▶ Task requirements: Keep the pictures out and restate every record exactly.

Stored entries:
— start —

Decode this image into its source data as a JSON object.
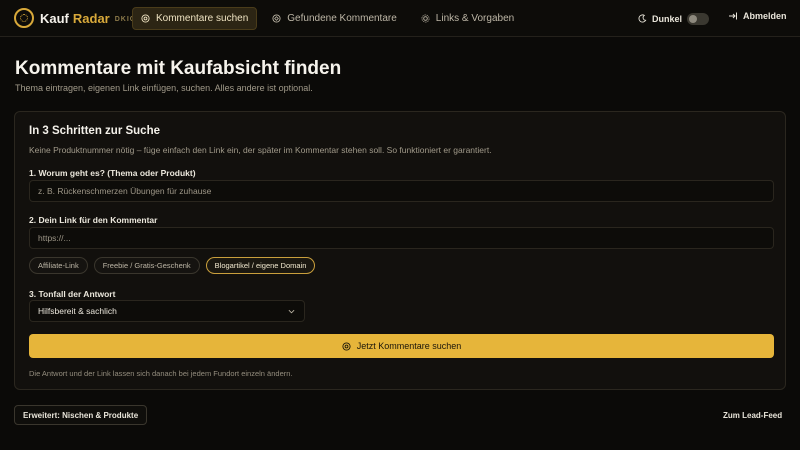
{
  "brand": {
    "name_part1": "Kauf",
    "name_part2": "Radar",
    "tag": "DKIG"
  },
  "nav": {
    "items": [
      {
        "label": "Kommentare suchen",
        "icon": "search-circle-icon",
        "active": true
      },
      {
        "label": "Gefundene Kommentare",
        "icon": "comments-icon",
        "active": false
      },
      {
        "label": "Links & Vorgaben",
        "icon": "gear-icon",
        "active": false
      }
    ],
    "theme_label": "Dunkel",
    "logout_label": "Abmelden"
  },
  "page": {
    "title": "Kommentare mit Kaufabsicht finden",
    "subtitle": "Thema eintragen, eigenen Link einfügen, suchen. Alles andere ist optional."
  },
  "card": {
    "title": "In 3 Schritten zur Suche",
    "description": "Keine Produktnummer nötig – füge einfach den Link ein, der später im Kommentar stehen soll. So funktioniert er garantiert.",
    "step1": {
      "label": "1. Worum geht es? (Thema oder Produkt)",
      "placeholder": "z. B. Rückenschmerzen Übungen für zuhause"
    },
    "step2": {
      "label": "2. Dein Link für den Kommentar",
      "placeholder": "https://...",
      "chips": [
        {
          "label": "Affiliate-Link",
          "active": false
        },
        {
          "label": "Freebie / Gratis-Geschenk",
          "active": false
        },
        {
          "label": "Blogartikel / eigene Domain",
          "active": true
        }
      ]
    },
    "step3": {
      "label": "3. Tonfall der Antwort",
      "selected": "Hilfsbereit & sachlich"
    },
    "cta_label": "Jetzt Kommentare suchen",
    "footnote": "Die Antwort und der Link lassen sich danach bei jedem Fundort einzeln ändern."
  },
  "footer": {
    "advanced_label": "Erweitert: Nischen & Produkte",
    "lead_feed_label": "Zum Lead-Feed"
  },
  "colors": {
    "accent": "#e6b53a",
    "background": "#0b0a08",
    "card": "#12100d"
  }
}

— end —

▶ Reply to the task:
Decode this image into its source data as a JSON object.
{
  "brand": {
    "name_part1": "Kauf",
    "name_part2": "Radar",
    "tag": "DKIG"
  },
  "nav": {
    "items": [
      {
        "label": "Kommentare suchen",
        "icon": "search-circle-icon",
        "active": true
      },
      {
        "label": "Gefundene Kommentare",
        "icon": "comments-icon",
        "active": false
      },
      {
        "label": "Links & Vorgaben",
        "icon": "gear-icon",
        "active": false
      }
    ],
    "theme_label": "Dunkel",
    "logout_label": "Abmelden"
  },
  "page": {
    "title": "Kommentare mit Kaufabsicht finden",
    "subtitle": "Thema eintragen, eigenen Link einfügen, suchen. Alles andere ist optional."
  },
  "card": {
    "title": "In 3 Schritten zur Suche",
    "description": "Keine Produktnummer nötig – füge einfach den Link ein, der später im Kommentar stehen soll. So funktioniert er garantiert.",
    "step1": {
      "label": "1. Worum geht es? (Thema oder Produkt)",
      "placeholder": "z. B. Rückenschmerzen Übungen für zuhause"
    },
    "step2": {
      "label": "2. Dein Link für den Kommentar",
      "placeholder": "https://...",
      "chips": [
        {
          "label": "Affiliate-Link",
          "active": false
        },
        {
          "label": "Freebie / Gratis-Geschenk",
          "active": false
        },
        {
          "label": "Blogartikel / eigene Domain",
          "active": true
        }
      ]
    },
    "step3": {
      "label": "3. Tonfall der Antwort",
      "selected": "Hilfsbereit & sachlich"
    },
    "cta_label": "Jetzt Kommentare suchen",
    "footnote": "Die Antwort und der Link lassen sich danach bei jedem Fundort einzeln ändern."
  },
  "footer": {
    "advanced_label": "Erweitert: Nischen & Produkte",
    "lead_feed_label": "Zum Lead-Feed"
  },
  "colors": {
    "accent": "#e6b53a",
    "background": "#0b0a08",
    "card": "#12100d"
  }
}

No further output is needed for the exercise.